### DO THIS
Keep only the lines of the data below that contain "qualità", and copy them.

____

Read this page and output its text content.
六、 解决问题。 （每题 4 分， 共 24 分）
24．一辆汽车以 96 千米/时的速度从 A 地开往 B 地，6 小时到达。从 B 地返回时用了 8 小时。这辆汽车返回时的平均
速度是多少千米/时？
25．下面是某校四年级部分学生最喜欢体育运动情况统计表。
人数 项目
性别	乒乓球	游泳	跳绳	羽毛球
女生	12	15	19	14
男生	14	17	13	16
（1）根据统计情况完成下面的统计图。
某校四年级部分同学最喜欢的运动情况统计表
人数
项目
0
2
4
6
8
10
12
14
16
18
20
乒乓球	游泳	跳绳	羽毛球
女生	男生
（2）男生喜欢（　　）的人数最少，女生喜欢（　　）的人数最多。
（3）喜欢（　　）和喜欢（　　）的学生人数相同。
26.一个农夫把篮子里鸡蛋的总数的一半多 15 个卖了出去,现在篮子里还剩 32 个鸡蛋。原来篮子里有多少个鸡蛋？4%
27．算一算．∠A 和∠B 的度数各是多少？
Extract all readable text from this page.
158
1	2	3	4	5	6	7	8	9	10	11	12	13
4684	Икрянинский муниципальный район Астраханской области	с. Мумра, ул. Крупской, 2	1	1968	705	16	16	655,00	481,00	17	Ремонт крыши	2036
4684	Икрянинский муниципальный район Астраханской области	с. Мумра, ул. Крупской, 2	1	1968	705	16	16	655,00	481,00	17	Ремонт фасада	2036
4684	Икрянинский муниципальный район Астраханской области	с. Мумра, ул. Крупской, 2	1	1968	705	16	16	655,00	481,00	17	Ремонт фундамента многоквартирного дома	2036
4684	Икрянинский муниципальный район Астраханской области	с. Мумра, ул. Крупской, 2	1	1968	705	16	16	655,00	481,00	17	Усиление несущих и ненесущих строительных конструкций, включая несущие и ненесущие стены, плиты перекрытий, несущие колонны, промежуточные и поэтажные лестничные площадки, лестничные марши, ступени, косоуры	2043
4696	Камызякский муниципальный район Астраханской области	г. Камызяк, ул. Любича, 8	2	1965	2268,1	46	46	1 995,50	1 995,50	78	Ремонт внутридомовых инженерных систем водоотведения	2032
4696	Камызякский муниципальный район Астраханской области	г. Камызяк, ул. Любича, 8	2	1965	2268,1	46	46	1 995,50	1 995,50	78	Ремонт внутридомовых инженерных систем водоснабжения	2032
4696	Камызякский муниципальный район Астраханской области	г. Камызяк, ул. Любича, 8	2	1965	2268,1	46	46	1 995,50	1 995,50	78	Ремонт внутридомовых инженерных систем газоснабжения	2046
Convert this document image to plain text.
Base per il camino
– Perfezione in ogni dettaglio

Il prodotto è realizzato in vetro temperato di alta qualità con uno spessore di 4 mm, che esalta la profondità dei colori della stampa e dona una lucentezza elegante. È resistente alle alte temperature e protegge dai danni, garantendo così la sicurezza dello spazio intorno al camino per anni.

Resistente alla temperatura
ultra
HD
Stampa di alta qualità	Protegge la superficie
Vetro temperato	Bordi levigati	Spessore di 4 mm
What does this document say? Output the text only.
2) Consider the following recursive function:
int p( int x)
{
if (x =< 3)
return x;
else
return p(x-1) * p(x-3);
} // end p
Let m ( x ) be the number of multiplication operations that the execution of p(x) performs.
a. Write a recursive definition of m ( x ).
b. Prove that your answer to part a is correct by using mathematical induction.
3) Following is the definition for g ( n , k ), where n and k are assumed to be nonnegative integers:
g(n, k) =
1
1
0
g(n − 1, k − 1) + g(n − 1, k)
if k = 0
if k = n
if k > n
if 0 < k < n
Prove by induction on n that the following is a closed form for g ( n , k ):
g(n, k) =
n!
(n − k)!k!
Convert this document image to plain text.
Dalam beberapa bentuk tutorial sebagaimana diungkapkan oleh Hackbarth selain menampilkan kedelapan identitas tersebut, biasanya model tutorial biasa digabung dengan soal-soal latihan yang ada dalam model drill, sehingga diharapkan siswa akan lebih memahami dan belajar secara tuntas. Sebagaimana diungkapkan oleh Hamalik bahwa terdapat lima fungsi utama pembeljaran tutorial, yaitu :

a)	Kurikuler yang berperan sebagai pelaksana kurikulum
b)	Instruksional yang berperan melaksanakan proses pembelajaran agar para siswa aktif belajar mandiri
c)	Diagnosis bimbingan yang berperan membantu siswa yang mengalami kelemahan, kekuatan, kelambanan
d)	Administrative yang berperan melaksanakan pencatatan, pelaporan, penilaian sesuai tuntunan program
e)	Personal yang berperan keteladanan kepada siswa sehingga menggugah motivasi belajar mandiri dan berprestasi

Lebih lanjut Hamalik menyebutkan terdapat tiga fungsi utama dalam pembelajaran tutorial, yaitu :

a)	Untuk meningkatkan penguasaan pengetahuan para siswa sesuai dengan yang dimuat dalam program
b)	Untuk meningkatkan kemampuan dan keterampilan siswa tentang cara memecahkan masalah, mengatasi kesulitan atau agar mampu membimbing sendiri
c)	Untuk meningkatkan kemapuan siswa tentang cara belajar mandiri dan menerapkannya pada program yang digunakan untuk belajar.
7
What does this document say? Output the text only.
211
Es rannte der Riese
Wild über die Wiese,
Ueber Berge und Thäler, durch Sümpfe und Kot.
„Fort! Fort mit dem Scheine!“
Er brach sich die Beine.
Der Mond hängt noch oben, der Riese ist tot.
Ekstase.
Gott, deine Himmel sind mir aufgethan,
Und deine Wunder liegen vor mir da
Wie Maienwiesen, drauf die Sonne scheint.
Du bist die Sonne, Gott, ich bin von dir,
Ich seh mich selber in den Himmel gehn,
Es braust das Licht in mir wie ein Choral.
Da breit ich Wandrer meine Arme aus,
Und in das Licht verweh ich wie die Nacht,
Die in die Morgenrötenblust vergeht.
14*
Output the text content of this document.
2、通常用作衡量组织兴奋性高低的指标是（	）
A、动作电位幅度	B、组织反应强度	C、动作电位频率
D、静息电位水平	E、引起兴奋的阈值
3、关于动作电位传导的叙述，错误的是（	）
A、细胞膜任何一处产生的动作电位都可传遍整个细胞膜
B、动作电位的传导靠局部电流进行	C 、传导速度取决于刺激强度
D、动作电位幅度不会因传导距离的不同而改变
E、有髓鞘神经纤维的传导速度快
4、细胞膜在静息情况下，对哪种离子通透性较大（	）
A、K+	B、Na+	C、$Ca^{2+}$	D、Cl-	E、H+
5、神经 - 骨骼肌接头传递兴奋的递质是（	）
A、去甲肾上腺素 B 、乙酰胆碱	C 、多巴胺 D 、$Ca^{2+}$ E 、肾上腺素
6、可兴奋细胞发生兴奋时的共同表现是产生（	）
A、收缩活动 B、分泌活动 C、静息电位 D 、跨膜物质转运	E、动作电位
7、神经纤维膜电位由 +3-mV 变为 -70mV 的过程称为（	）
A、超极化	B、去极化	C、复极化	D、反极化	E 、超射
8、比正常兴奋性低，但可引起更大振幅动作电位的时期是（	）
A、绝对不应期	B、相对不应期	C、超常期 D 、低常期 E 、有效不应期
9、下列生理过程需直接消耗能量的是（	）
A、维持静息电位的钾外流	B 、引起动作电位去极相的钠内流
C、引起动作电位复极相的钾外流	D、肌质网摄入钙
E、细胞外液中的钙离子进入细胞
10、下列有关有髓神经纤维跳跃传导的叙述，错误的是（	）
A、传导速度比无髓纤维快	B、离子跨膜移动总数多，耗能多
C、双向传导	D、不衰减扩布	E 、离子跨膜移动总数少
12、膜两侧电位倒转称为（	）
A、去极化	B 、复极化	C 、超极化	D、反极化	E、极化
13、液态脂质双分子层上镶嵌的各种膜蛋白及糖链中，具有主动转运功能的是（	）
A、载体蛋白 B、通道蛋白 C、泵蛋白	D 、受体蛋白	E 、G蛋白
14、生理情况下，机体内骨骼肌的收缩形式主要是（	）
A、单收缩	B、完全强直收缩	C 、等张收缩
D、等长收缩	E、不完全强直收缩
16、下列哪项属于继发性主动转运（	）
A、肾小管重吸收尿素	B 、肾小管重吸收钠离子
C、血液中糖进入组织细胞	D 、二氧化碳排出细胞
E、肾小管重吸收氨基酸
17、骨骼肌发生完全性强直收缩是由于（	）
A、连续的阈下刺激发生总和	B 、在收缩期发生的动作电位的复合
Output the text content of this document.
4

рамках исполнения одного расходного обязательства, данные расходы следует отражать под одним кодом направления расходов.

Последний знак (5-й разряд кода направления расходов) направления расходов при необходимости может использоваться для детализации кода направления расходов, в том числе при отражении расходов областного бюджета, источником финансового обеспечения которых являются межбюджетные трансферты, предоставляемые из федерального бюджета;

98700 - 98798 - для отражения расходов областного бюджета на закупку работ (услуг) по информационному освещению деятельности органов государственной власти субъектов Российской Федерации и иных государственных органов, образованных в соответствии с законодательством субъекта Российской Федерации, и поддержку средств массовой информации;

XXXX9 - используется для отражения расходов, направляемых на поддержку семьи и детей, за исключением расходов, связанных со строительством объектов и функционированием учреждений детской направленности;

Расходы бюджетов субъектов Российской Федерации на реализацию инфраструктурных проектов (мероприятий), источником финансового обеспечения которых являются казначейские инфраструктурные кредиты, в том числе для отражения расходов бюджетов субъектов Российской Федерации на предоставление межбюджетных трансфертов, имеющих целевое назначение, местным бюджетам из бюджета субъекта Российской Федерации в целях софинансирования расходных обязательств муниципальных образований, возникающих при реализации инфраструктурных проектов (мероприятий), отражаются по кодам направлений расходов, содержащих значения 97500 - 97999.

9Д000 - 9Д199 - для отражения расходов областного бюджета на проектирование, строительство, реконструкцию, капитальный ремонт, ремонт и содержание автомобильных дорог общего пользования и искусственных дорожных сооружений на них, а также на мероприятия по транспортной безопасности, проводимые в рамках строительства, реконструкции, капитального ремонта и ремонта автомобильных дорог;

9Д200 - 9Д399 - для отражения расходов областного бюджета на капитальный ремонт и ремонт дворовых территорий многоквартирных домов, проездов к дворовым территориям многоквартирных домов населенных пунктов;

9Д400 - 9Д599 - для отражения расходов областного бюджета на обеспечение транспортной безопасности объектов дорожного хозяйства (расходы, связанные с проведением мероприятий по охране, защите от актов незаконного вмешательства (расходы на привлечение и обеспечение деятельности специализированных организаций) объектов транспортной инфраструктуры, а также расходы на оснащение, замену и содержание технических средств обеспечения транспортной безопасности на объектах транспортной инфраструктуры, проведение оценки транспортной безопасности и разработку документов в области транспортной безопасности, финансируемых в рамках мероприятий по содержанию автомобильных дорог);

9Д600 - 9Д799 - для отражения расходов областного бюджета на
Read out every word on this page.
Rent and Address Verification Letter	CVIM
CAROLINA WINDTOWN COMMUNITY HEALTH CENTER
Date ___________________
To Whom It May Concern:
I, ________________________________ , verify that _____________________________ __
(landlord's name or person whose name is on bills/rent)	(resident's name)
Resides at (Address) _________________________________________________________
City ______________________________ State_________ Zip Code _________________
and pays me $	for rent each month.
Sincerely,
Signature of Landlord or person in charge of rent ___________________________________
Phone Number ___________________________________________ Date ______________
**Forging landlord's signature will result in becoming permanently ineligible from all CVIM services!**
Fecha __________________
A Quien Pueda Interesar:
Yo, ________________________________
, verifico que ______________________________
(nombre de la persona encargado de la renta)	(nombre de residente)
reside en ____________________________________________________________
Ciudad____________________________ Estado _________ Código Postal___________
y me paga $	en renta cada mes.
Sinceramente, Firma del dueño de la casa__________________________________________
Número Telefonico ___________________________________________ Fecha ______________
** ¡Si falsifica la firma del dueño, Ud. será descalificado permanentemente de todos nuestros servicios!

____

### EXERCISE RESULT
Il prodotto è realizzato in vetro temperato di alta qualità con uno spessore di 4 mm, che esalta la profondità dei colori della stampa e dona una lucentezza elegante. È resistente alle alte temperature e protegge dai danni, garantendo così la sicurezza dello spazio intorno al camino per anni.
Stampa di alta qualità	Protegge la superficie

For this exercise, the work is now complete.